▶ **About this task**
Report each line of the records below that uses the word "Wechsel".

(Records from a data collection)
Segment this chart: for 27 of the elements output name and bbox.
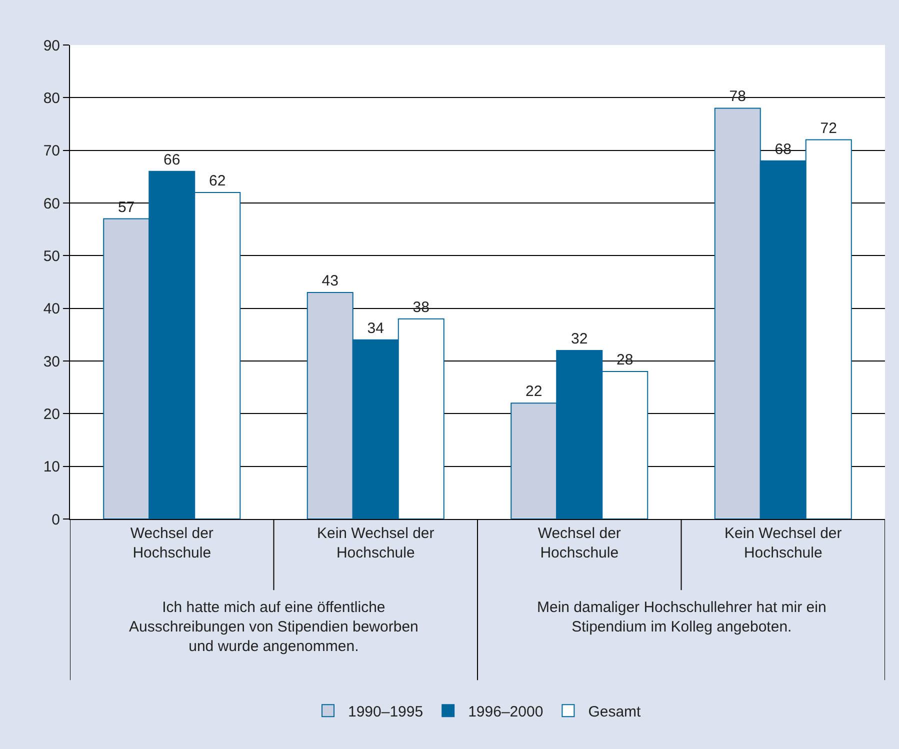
text: Ich hatte mich auf eine öffentliche Ausschreibungen von Stipendien beworben und wurde angenommen. <box>129 599 418 655</box>
data-label: 72 <box>820 120 837 137</box>
data-label: 43 <box>322 272 338 290</box>
y-tick-label: 0 <box>52 511 60 528</box>
y-tick-label: 90 <box>43 37 60 54</box>
y-tick-label: 30 <box>43 353 60 370</box>
data-label: 34 <box>367 320 384 337</box>
y-tick-label: 70 <box>43 142 60 160</box>
data-label: 22 <box>526 383 542 400</box>
y-tick-label: 20 <box>43 406 60 423</box>
y-tick-label: 80 <box>43 90 60 107</box>
x-tick-label: Wechsel der Hochschule <box>538 525 621 562</box>
data-label: 66 <box>164 151 180 168</box>
y-tick-label: 50 <box>43 248 60 265</box>
legend-label: Gesamt <box>588 703 642 720</box>
data-label: 57 <box>118 198 135 216</box>
y-tick-label: 60 <box>43 195 60 212</box>
x-tick-label: Wechsel der Hochschule <box>130 525 214 562</box>
data-label: 32 <box>571 330 588 348</box>
y-tick-label: 10 <box>43 458 60 476</box>
y-tick-label: 40 <box>43 300 60 318</box>
text: Mein damaliger Hochschullehrer hat mir ein Stipendium im Kolleg angeboten. <box>537 599 826 636</box>
legend-label: 1990–1995 <box>348 703 424 720</box>
legend-label: 1996–2000 <box>468 703 544 720</box>
data-label: 62 <box>209 172 226 190</box>
x-tick-label: Kein Wechsel der Hochschule <box>316 525 434 562</box>
x-tick-label: Kein Wechsel der Hochschule <box>724 525 842 562</box>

▶ **Answer box**
x-tick-label: Wechsel der Hochschule <box>538 525 621 562</box>
x-tick-label: Wechsel der Hochschule <box>130 525 214 562</box>
x-tick-label: Kein Wechsel der Hochschule <box>316 525 434 562</box>
x-tick-label: Kein Wechsel der Hochschule <box>724 525 842 562</box>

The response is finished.